** begin Input for this task **

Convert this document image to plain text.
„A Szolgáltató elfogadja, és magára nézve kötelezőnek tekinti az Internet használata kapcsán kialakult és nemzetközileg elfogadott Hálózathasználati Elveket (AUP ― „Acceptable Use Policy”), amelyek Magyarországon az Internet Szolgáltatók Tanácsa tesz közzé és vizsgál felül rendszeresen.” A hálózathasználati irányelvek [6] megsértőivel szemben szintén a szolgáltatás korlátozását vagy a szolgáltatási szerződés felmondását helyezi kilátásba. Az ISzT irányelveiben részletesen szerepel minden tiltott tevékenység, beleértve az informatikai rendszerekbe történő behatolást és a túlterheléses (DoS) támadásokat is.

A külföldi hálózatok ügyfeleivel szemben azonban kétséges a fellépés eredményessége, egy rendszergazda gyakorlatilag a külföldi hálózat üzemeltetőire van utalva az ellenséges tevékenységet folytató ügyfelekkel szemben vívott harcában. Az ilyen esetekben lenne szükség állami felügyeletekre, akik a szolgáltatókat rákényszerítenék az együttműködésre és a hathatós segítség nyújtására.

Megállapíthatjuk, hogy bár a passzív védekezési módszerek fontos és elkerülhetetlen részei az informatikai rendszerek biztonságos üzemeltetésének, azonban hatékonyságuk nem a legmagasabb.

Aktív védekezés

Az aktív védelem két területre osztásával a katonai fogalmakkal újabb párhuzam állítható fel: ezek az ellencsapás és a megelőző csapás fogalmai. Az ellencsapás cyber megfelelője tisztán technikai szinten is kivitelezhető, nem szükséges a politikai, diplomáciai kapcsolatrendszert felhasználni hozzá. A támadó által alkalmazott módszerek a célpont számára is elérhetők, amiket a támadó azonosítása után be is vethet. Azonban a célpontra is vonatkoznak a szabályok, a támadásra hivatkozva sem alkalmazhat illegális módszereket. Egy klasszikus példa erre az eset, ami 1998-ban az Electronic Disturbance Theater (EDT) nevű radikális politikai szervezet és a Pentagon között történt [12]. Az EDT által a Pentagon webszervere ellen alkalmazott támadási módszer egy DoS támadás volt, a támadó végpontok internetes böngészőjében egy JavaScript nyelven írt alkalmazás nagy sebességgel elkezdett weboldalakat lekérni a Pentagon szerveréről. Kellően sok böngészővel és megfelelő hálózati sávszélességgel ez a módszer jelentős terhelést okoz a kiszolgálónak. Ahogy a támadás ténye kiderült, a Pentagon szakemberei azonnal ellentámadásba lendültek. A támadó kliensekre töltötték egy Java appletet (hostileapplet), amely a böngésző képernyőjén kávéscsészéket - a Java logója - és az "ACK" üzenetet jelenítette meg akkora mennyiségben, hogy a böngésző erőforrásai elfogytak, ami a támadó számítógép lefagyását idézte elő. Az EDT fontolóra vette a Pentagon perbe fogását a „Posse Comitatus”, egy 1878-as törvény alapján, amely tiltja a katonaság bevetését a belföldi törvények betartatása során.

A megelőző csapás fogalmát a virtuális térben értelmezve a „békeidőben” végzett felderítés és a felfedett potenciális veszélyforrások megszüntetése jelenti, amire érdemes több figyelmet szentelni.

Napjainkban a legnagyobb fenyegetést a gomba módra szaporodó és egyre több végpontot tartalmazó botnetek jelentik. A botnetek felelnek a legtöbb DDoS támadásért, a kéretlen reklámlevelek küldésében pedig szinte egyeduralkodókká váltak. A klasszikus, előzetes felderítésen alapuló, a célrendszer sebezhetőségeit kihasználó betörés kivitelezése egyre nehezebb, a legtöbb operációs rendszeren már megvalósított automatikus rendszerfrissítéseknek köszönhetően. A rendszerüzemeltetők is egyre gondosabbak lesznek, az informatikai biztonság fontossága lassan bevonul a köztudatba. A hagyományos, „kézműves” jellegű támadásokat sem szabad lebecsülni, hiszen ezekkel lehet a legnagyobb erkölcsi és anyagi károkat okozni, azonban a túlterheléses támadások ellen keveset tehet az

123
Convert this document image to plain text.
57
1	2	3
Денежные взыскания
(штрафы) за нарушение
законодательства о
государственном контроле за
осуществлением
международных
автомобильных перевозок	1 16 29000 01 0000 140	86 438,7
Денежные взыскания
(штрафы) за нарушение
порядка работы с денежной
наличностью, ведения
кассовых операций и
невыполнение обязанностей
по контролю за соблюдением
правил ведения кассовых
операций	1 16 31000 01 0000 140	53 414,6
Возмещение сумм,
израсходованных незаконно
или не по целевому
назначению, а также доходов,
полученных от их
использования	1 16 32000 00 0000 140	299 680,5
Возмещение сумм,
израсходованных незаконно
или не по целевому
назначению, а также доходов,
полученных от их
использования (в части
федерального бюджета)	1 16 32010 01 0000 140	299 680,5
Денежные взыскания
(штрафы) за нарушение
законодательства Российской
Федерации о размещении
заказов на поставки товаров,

** end Input for this task **

■ Problem details: Where does the word "операций" appear in the listing? List each line that holds it.

■ Result of the task:
кассовых операций и
операций	1 16 31000 01 0000 140	53 414,6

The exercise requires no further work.